▼▼▼

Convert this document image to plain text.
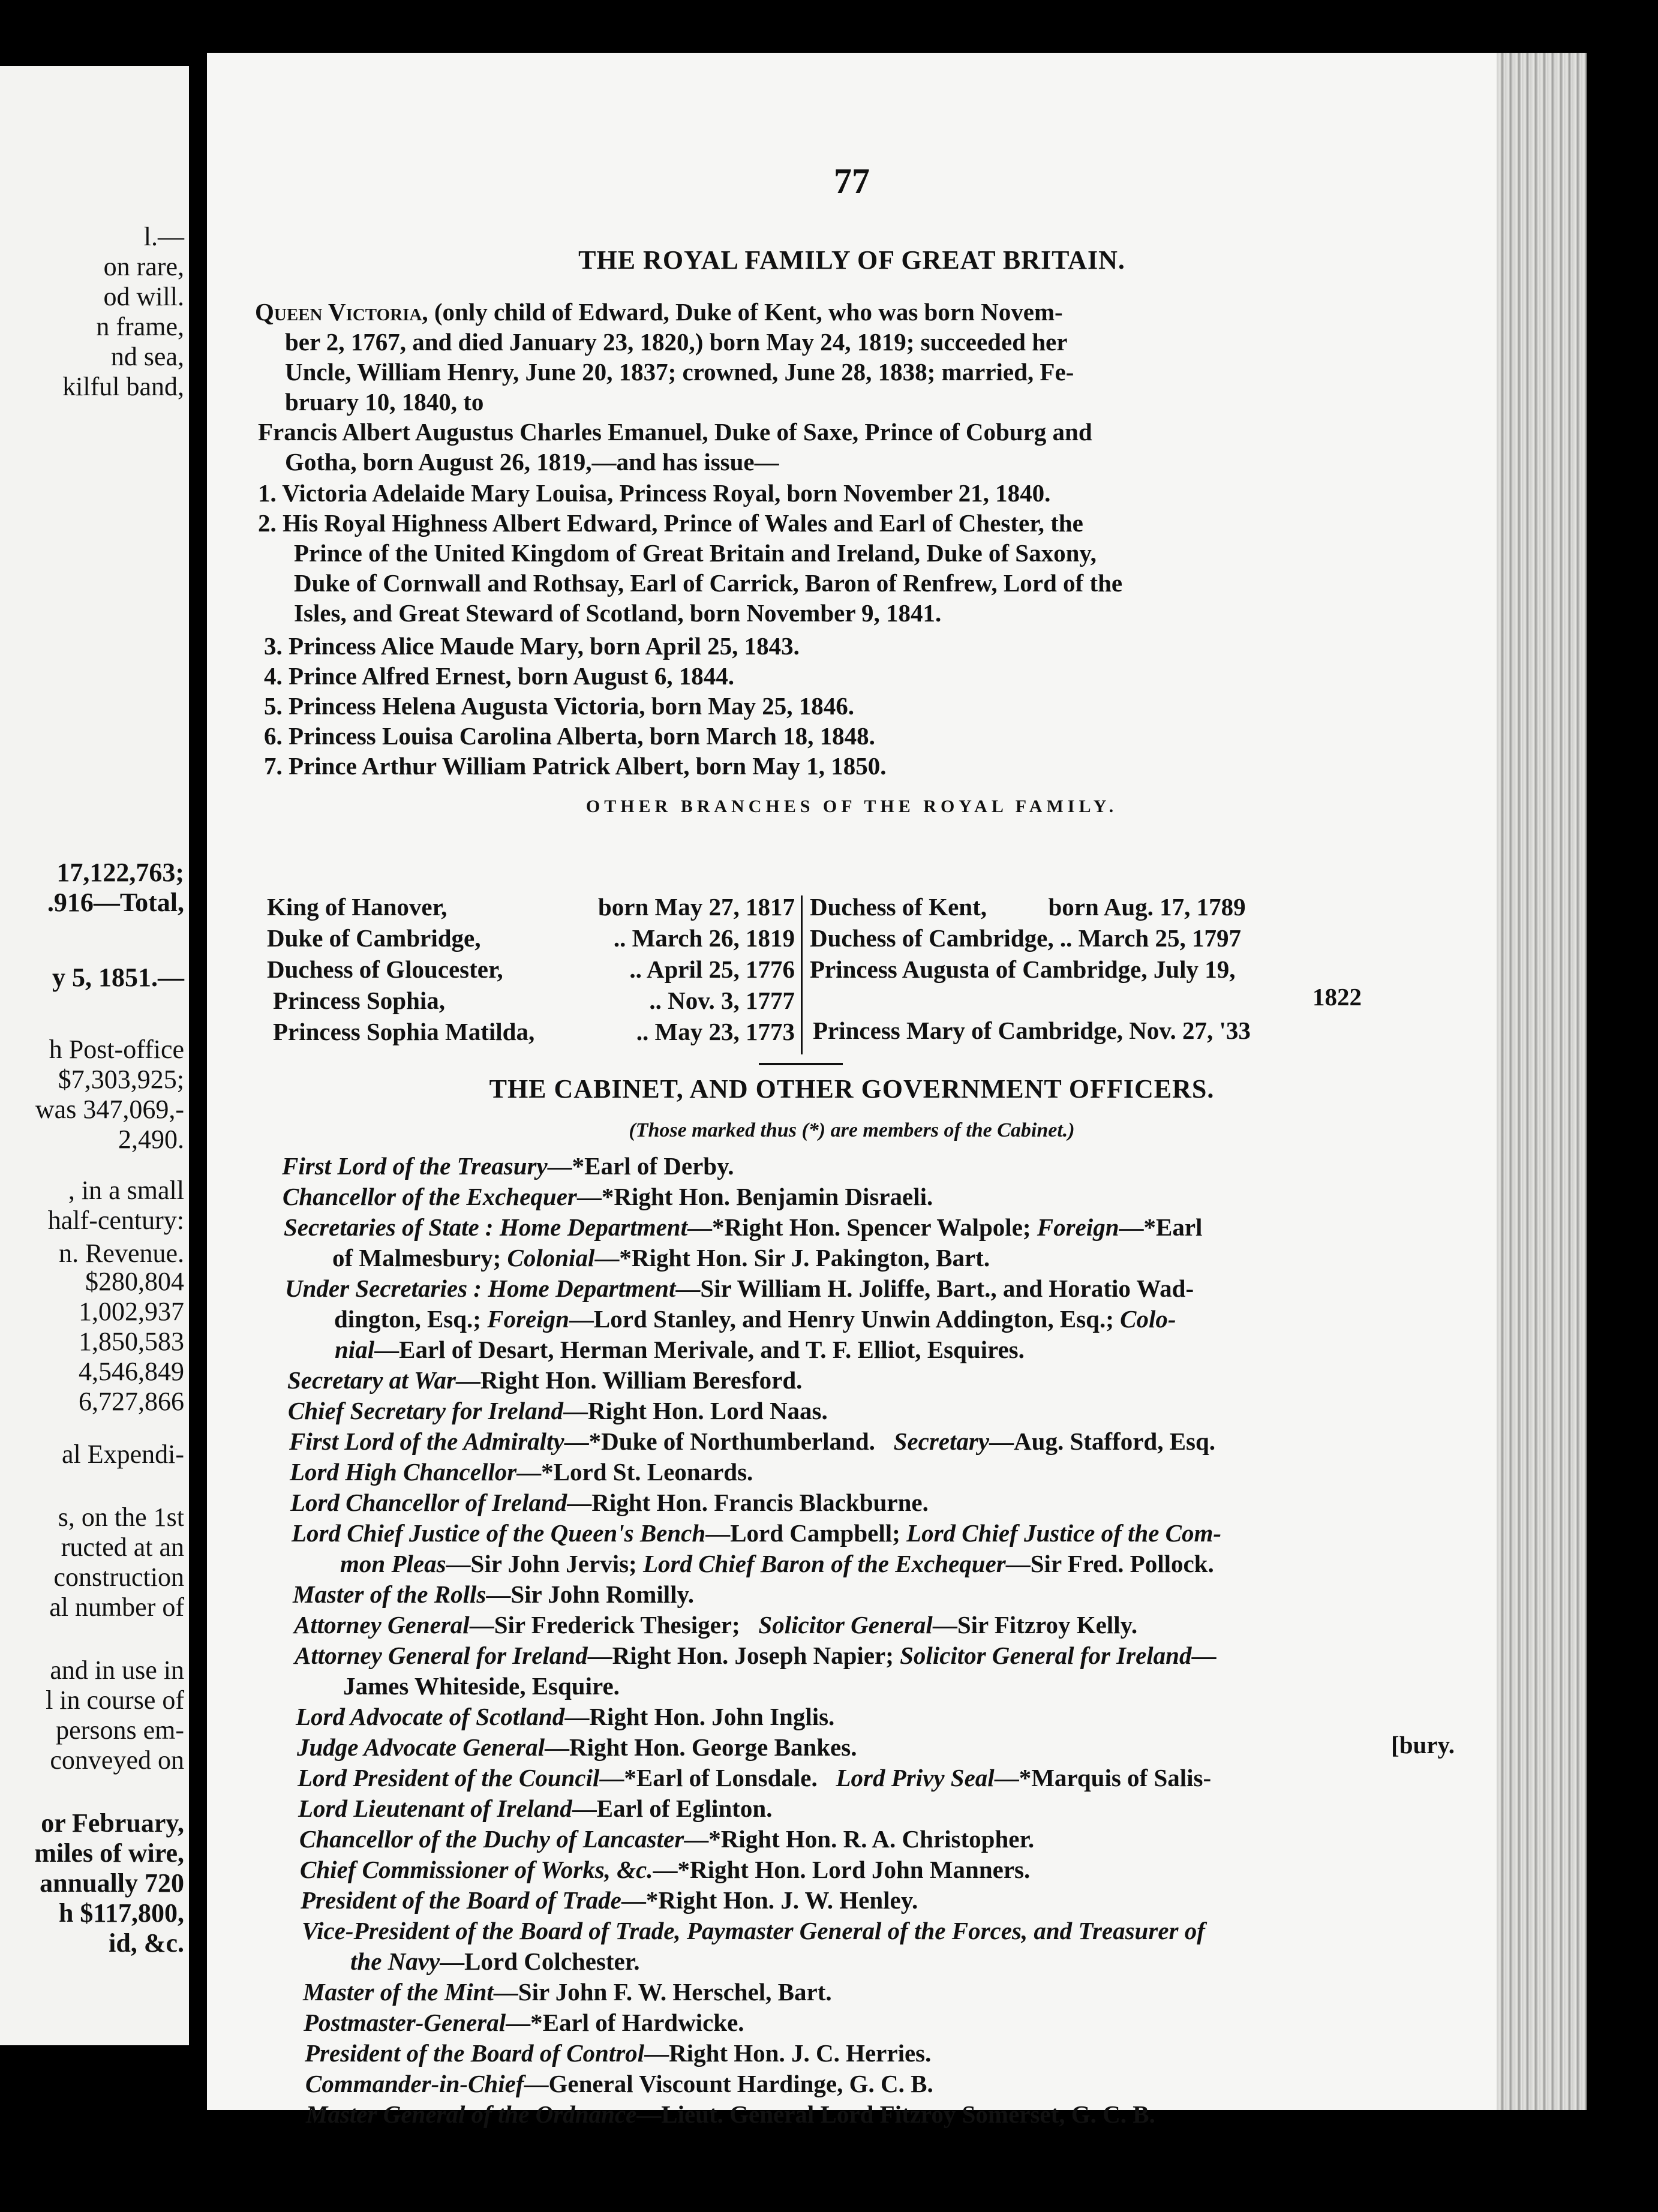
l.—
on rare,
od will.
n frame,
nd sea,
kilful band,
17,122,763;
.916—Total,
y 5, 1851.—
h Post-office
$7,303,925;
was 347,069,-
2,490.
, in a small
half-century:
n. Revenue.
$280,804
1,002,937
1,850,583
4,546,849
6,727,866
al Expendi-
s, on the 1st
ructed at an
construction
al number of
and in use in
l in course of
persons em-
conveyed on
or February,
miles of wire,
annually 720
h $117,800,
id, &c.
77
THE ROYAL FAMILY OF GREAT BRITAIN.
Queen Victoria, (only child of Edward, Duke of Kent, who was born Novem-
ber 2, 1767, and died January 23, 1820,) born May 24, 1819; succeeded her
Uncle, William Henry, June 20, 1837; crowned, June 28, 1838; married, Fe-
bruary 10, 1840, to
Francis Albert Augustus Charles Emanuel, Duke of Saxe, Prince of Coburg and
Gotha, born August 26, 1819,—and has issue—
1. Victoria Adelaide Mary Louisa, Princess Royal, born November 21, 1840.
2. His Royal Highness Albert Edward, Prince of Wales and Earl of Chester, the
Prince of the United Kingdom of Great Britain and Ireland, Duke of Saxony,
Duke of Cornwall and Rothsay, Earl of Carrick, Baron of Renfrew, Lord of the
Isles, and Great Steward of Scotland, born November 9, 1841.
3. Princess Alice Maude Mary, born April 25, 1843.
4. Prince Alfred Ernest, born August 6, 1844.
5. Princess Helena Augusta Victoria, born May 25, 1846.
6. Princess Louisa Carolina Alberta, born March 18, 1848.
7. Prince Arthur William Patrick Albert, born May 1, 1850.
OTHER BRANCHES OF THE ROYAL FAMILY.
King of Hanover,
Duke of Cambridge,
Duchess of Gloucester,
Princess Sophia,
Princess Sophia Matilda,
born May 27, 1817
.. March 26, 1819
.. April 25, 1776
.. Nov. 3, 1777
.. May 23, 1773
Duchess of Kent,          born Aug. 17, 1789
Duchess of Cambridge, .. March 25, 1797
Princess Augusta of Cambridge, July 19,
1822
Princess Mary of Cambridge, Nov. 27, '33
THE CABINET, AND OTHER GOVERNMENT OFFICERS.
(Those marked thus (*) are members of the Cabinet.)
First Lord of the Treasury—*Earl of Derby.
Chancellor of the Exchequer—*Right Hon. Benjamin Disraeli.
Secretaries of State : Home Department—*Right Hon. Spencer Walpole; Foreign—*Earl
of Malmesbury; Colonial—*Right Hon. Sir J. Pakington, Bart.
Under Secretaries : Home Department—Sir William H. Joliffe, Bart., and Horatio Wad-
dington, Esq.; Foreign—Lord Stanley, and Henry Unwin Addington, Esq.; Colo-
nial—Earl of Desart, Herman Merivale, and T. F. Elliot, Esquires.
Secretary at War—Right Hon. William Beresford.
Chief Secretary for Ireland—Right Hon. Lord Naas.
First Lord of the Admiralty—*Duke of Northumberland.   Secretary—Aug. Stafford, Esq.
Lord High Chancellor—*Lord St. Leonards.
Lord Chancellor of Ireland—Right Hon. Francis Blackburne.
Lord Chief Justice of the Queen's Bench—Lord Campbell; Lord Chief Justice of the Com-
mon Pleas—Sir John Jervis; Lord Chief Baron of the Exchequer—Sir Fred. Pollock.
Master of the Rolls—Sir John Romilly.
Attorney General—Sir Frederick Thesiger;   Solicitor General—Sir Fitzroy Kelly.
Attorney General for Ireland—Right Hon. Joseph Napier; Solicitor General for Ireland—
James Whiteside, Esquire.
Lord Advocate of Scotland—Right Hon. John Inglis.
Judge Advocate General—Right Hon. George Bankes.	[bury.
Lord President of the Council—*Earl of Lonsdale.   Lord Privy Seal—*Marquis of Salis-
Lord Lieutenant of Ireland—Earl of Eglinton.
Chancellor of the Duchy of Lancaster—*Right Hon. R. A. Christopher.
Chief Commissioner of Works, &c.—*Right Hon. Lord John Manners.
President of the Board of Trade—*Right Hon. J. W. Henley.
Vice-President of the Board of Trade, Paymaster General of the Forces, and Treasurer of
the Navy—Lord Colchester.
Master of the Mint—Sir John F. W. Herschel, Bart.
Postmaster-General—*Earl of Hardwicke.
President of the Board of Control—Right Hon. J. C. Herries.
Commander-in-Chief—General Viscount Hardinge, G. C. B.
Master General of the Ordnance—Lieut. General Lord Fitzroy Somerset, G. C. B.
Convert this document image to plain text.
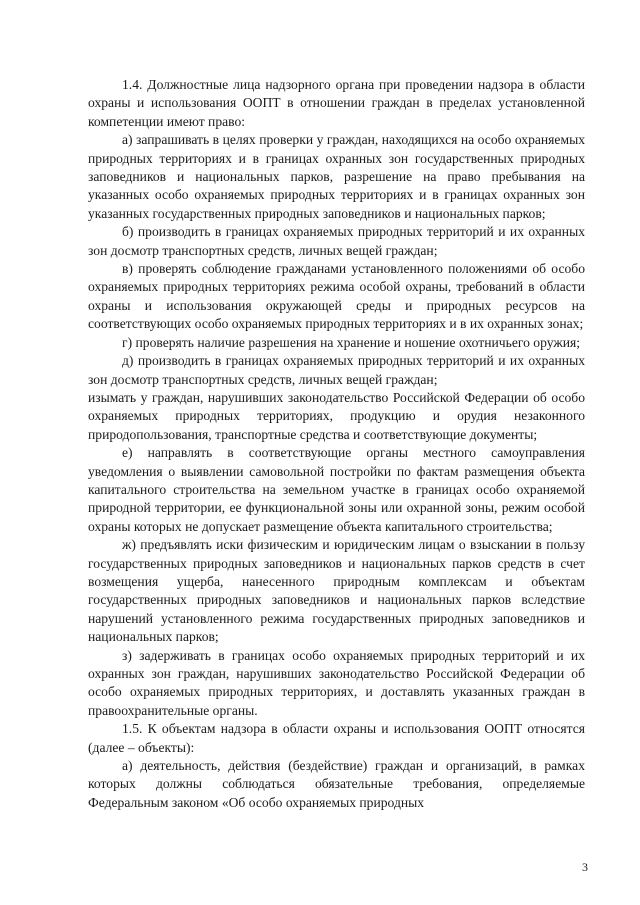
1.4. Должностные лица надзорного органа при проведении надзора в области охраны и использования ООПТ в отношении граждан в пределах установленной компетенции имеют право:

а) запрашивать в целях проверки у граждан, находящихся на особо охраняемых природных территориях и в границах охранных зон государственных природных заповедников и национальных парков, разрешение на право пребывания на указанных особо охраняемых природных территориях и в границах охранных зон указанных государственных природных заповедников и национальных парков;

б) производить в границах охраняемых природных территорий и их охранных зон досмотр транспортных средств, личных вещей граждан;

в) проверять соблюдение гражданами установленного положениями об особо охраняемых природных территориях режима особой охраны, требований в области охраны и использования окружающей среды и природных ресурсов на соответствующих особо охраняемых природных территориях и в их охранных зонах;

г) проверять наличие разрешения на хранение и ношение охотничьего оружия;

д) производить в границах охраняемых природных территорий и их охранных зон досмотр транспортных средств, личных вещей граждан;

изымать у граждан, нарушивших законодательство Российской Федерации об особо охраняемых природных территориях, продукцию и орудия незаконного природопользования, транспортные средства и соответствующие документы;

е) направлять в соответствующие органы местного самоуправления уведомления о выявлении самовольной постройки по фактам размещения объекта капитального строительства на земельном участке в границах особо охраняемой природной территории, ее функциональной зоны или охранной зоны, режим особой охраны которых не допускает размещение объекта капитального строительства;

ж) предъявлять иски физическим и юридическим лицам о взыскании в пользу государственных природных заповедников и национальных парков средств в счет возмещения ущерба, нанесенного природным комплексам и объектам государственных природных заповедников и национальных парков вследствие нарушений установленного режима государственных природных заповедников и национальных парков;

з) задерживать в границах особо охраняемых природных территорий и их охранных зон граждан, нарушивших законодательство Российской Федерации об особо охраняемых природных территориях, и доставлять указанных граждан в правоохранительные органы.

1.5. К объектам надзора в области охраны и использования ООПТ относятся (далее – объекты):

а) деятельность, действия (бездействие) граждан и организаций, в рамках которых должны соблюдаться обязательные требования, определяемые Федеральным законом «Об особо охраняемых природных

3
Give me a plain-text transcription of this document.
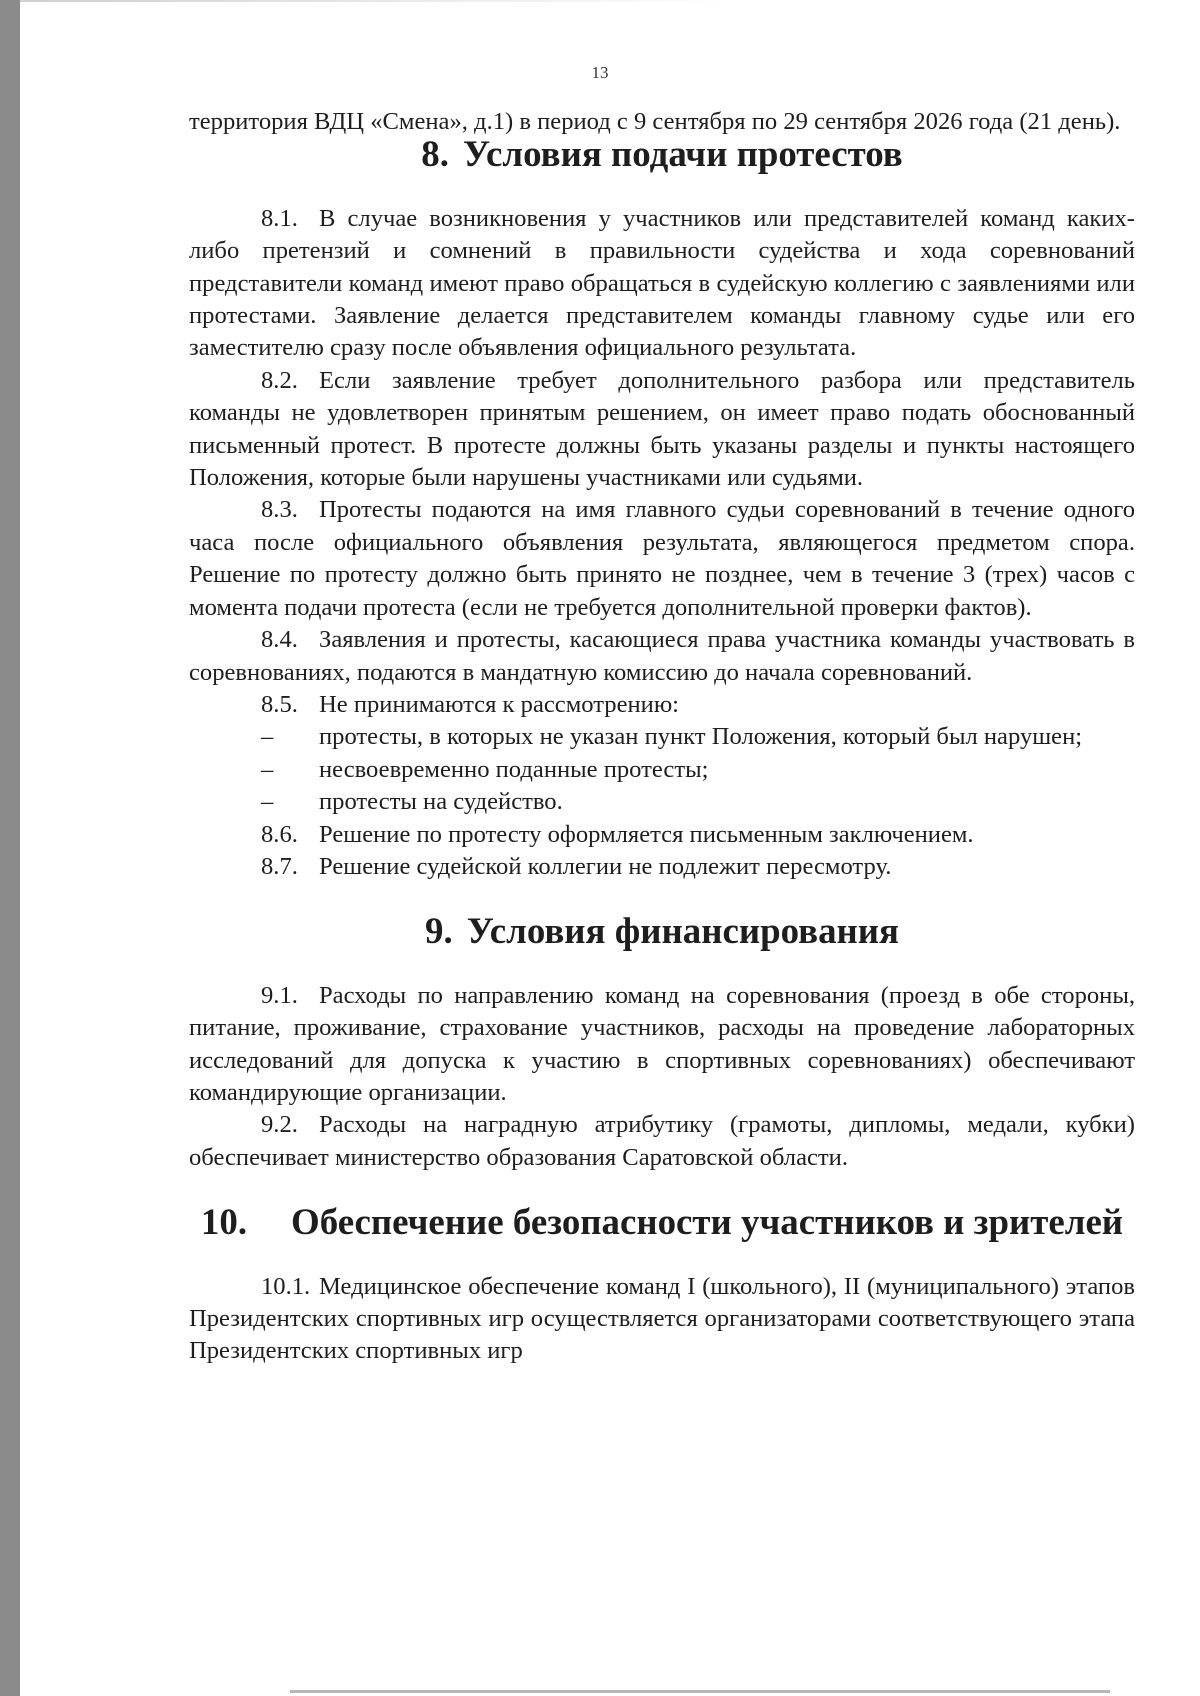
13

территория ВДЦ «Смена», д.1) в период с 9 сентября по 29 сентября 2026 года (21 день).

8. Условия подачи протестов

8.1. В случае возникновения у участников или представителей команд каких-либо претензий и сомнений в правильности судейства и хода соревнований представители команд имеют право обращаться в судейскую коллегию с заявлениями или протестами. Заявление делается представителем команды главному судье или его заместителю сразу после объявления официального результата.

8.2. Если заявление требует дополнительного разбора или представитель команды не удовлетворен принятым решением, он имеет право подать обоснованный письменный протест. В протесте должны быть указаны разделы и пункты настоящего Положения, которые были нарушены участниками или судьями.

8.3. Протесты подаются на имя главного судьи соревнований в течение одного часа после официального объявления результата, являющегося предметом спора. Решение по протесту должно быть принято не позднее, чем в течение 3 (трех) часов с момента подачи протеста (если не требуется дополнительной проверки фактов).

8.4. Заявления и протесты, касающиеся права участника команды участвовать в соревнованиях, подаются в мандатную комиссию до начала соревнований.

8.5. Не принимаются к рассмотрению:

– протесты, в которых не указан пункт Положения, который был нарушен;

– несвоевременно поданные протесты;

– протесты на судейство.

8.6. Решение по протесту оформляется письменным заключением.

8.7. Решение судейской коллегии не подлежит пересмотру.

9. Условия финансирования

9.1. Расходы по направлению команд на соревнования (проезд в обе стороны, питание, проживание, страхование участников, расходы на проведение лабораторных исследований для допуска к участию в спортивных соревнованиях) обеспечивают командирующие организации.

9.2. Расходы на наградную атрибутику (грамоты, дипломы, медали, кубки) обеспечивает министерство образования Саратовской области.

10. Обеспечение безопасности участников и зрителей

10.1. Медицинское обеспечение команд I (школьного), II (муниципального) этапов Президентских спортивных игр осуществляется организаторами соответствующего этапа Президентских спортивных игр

▲▲▲

# Your goal
Extract all lines of the records above that include "First".

# The completed task
First Lord of the Treasury—*Earl of Derby.
First Lord of the Admiralty—*Duke of Northumberland.   Secretary—Aug. Stafford, Esq.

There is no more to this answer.